Task to carry out => All entries must be extracted exactly, with nothing added or dropped.

Items listed in a dataset:
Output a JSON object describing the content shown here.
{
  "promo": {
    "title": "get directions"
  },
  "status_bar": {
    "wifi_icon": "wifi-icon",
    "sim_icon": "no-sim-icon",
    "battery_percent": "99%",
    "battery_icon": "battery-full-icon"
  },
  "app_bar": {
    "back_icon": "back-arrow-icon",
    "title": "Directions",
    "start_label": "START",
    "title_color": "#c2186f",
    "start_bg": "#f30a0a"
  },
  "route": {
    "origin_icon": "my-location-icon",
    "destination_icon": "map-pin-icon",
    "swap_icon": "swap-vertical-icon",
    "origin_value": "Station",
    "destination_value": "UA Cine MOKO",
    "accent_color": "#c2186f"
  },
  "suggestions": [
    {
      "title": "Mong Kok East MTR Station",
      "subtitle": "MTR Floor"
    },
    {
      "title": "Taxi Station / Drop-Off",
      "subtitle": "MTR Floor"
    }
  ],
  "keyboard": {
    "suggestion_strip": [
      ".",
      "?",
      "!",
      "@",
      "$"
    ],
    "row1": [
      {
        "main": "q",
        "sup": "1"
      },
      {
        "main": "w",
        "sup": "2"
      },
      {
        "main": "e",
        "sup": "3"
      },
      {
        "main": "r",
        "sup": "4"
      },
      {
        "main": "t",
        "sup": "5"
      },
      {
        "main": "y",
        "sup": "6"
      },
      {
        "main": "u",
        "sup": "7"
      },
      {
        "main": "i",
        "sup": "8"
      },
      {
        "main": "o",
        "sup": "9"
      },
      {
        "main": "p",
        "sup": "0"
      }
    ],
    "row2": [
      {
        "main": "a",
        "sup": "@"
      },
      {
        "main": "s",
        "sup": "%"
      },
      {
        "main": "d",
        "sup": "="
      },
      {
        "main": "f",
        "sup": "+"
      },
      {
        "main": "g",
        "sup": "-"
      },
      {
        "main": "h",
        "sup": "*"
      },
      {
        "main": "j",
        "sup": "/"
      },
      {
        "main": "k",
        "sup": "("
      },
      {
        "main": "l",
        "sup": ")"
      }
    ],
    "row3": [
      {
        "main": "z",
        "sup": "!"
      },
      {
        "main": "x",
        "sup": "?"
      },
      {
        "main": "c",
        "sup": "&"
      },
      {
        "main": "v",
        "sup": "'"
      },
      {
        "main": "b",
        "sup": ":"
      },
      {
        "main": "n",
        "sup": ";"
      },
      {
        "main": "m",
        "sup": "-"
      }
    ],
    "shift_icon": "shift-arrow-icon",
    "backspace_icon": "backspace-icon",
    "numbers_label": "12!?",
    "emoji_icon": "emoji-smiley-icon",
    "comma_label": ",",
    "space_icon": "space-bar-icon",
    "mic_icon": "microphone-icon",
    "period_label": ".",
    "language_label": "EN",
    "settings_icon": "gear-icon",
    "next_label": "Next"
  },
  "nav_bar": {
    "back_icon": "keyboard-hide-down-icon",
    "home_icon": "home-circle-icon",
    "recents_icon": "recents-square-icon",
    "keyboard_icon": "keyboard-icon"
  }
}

Full output =>
Output a JSON object describing the content shown here.
{
  "promo": {
    "title": "get directions"
  },
  "status_bar": {
    "wifi_icon": "wifi-icon",
    "sim_icon": "no-sim-icon",
    "battery_percent": "99%",
    "battery_icon": "battery-full-icon"
  },
  "app_bar": {
    "back_icon": "back-arrow-icon",
    "title": "Directions",
    "start_label": "START",
    "title_color": "#c2186f",
    "start_bg": "#f30a0a"
  },
  "route": {
    "origin_icon": "my-location-icon",
    "destination_icon": "map-pin-icon",
    "swap_icon": "swap-vertical-icon",
    "origin_value": "Station",
    "destination_value": "UA Cine MOKO",
    "accent_color": "#c2186f"
  },
  "suggestions": [
    {
      "title": "Mong Kok East MTR Station",
      "subtitle": "MTR Floor"
    },
    {
      "title": "Taxi Station / Drop-Off",
      "subtitle": "MTR Floor"
    }
  ],
  "keyboard": {
    "suggestion_strip": [
      ".",
      "?",
      "!",
      "@",
      "$"
    ],
    "row1": [
      {
        "main": "q",
        "sup": "1"
      },
      {
        "main": "w",
        "sup": "2"
      },
      {
        "main": "e",
        "sup": "3"
      },
      {
        "main": "r",
        "sup": "4"
      },
      {
        "main": "t",
        "sup": "5"
      },
      {
        "main": "y",
        "sup": "6"
      },
      {
        "main": "u",
        "sup": "7"
      },
      {
        "main": "i",
        "sup": "8"
      },
      {
        "main": "o",
        "sup": "9"
      },
      {
        "main": "p",
        "sup": "0"
      }
    ],
    "row2": [
      {
        "main": "a",
        "sup": "@"
      },
      {
        "main": "s",
        "sup": "%"
      },
      {
        "main": "d",
        "sup": "="
      },
      {
        "main": "f",
        "sup": "+"
      },
      {
        "main": "g",
        "sup": "-"
      },
      {
        "main": "h",
        "sup": "*"
      },
      {
        "main": "j",
        "sup": "/"
      },
      {
        "main": "k",
        "sup": "("
      },
      {
        "main": "l",
        "sup": ")"
      }
    ],
    "row3": [
      {
        "main": "z",
        "sup": "!"
      },
      {
        "main": "x",
        "sup": "?"
      },
      {
        "main": "c",
        "sup": "&"
      },
      {
        "main": "v",
        "sup": "'"
      },
      {
        "main": "b",
        "sup": ":"
      },
      {
        "main": "n",
        "sup": ";"
      },
      {
        "main": "m",
        "sup": "-"
      }
    ],
    "shift_icon": "shift-arrow-icon",
    "backspace_icon": "backspace-icon",
    "numbers_label": "12!?",
    "emoji_icon": "emoji-smiley-icon",
    "comma_label": ",",
    "space_icon": "space-bar-icon",
    "mic_icon": "microphone-icon",
    "period_label": ".",
    "language_label": "EN",
    "settings_icon": "gear-icon",
    "next_label": "Next"
  },
  "nav_bar": {
    "back_icon": "keyboard-hide-down-icon",
    "home_icon": "home-circle-icon",
    "recents_icon": "recents-square-icon",
    "keyboard_icon": "keyboard-icon"
  }
}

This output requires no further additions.